YOUR OBJECTIVE:
Output the entries word for word. Omit images.

ENTRIES PROVIDED:
········

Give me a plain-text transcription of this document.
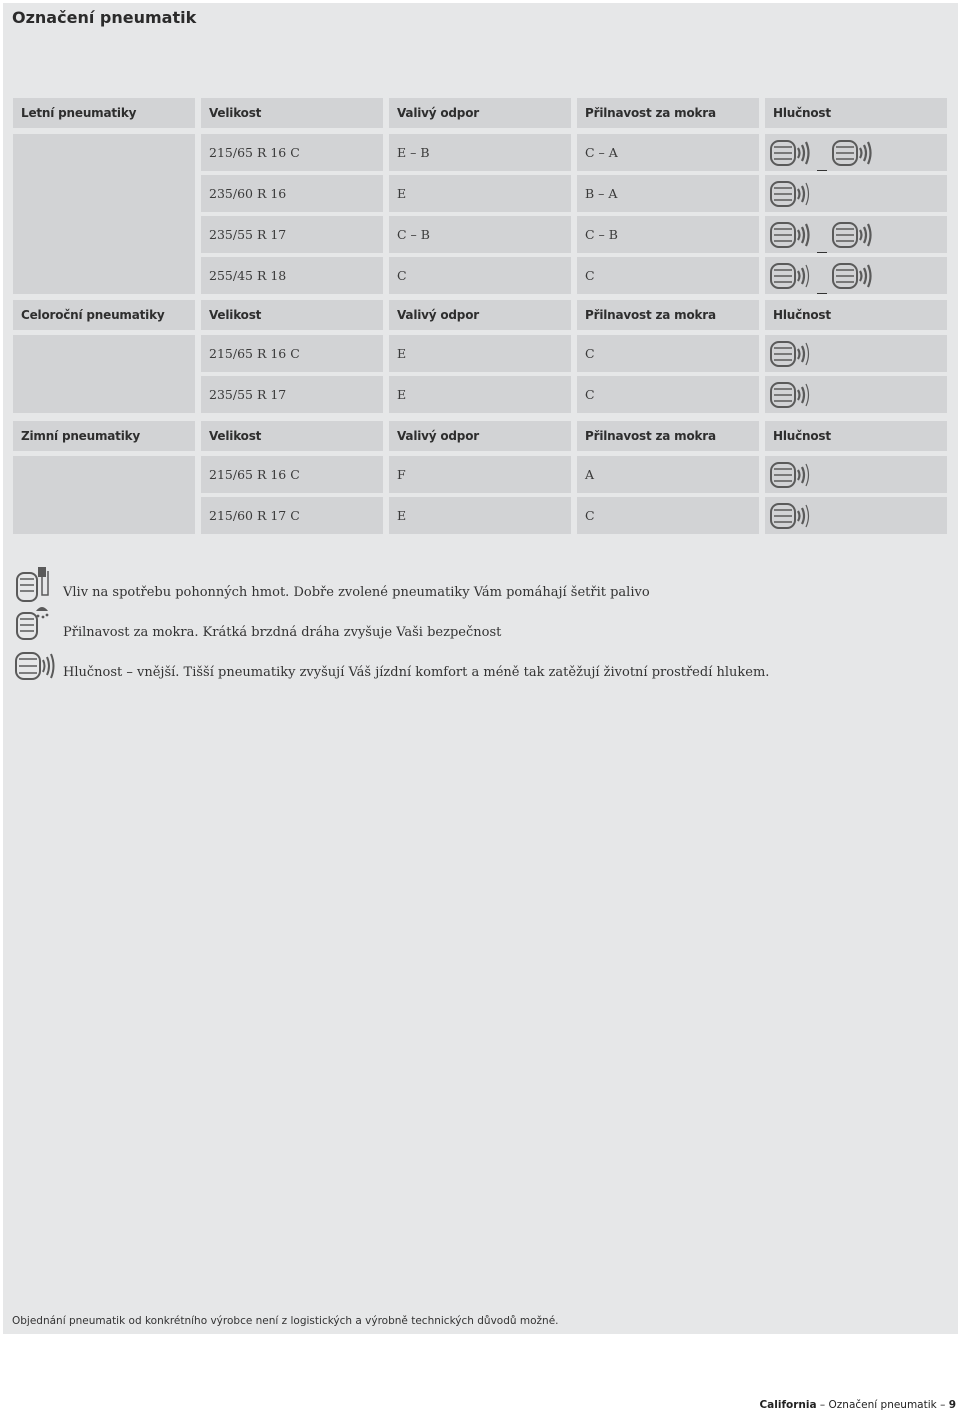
Označení pneumatik
Letní pneumatiky	Velikost	Valivý odpor	Přilnavost za mokra	Hlučnost
215/65 R 16 C	E – B	C – A
235/60 R 16	E	B – A
235/55 R 17	C – B	C – B
255/45 R 18	C	C
Celoroční pneumatiky	Velikost	Valivý odpor	Přilnavost za mokra	Hlučnost
215/65 R 16 C	E	C
235/55 R 17	E	C
Zimní pneumatiky	Velikost	Valivý odpor	Přilnavost za mokra	Hlučnost
215/65 R 16 C	F	A
215/60 R 17 C	E	C
Vliv na spotřebu pohonných hmot. Dobře zvolené pneumatiky Vám pomáhají šetřit palivo
Přilnavost za mokra. Krátká brzdná dráha zvyšuje Vaši bezpečnost
Hlučnost – vnější. Tišší pneumatiky zvyšují Váš jízdní komfort a méně tak zatěžují životní prostředí hlukem.
Objednání pneumatik od konkrétního výrobce není z logistických a výrobně technických důvodů možné.
California – Označení pneumatik – 9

········

RESULT:
Give me a plain-text transcription of this document.
Označení pneumatik
Letní pneumatiky	Velikost	Valivý odpor	Přilnavost za mokra	Hlučnost
215/65 R 16 C	E – B	C – A
235/60 R 16	E	B – A
235/55 R 17	C – B	C – B
255/45 R 18	C	C
Celoroční pneumatiky	Velikost	Valivý odpor	Přilnavost za mokra	Hlučnost
215/65 R 16 C	E	C
235/55 R 17	E	C
Zimní pneumatiky	Velikost	Valivý odpor	Přilnavost za mokra	Hlučnost
215/65 R 16 C	F	A
215/60 R 17 C	E	C
Vliv na spotřebu pohonných hmot. Dobře zvolené pneumatiky Vám pomáhají šetřit palivo
Přilnavost za mokra. Krátká brzdná dráha zvyšuje Vaši bezpečnost
Hlučnost – vnější. Tišší pneumatiky zvyšují Váš jízdní komfort a méně tak zatěžují životní prostředí hlukem.
Objednání pneumatik od konkrétního výrobce není z logistických a výrobně technických důvodů možné.
California – Označení pneumatik – 9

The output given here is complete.